* START *

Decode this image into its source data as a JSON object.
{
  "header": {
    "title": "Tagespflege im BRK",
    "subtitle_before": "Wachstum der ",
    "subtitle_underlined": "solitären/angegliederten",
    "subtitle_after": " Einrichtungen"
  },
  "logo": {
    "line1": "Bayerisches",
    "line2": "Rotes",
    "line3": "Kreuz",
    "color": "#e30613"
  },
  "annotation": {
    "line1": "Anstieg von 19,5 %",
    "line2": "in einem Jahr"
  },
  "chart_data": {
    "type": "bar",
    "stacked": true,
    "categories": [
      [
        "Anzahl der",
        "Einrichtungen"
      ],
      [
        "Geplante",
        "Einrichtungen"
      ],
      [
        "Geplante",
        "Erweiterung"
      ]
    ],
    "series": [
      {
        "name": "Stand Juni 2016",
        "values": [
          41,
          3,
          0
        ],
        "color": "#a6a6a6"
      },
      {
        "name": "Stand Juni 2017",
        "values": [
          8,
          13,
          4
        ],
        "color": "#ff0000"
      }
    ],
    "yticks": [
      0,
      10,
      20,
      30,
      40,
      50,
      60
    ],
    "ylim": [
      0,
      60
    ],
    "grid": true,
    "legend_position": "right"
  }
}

* END *

■ Objective
Restate the data above exactly, keeping each word as it stands.

■ Solution for this exercise
Decode this image into its source data as a JSON object.
{
  "header": {
    "title": "Tagespflege im BRK",
    "subtitle_before": "Wachstum der ",
    "subtitle_underlined": "solitären/angegliederten",
    "subtitle_after": " Einrichtungen"
  },
  "logo": {
    "line1": "Bayerisches",
    "line2": "Rotes",
    "line3": "Kreuz",
    "color": "#e30613"
  },
  "annotation": {
    "line1": "Anstieg von 19,5 %",
    "line2": "in einem Jahr"
  },
  "chart_data": {
    "type": "bar",
    "stacked": true,
    "categories": [
      [
        "Anzahl der",
        "Einrichtungen"
      ],
      [
        "Geplante",
        "Einrichtungen"
      ],
      [
        "Geplante",
        "Erweiterung"
      ]
    ],
    "series": [
      {
        "name": "Stand Juni 2016",
        "values": [
          41,
          3,
          0
        ],
        "color": "#a6a6a6"
      },
      {
        "name": "Stand Juni 2017",
        "values": [
          8,
          13,
          4
        ],
        "color": "#ff0000"
      }
    ],
    "yticks": [
      0,
      10,
      20,
      30,
      40,
      50,
      60
    ],
    "ylim": [
      0,
      60
    ],
    "grid": true,
    "legend_position": "right"
  }
}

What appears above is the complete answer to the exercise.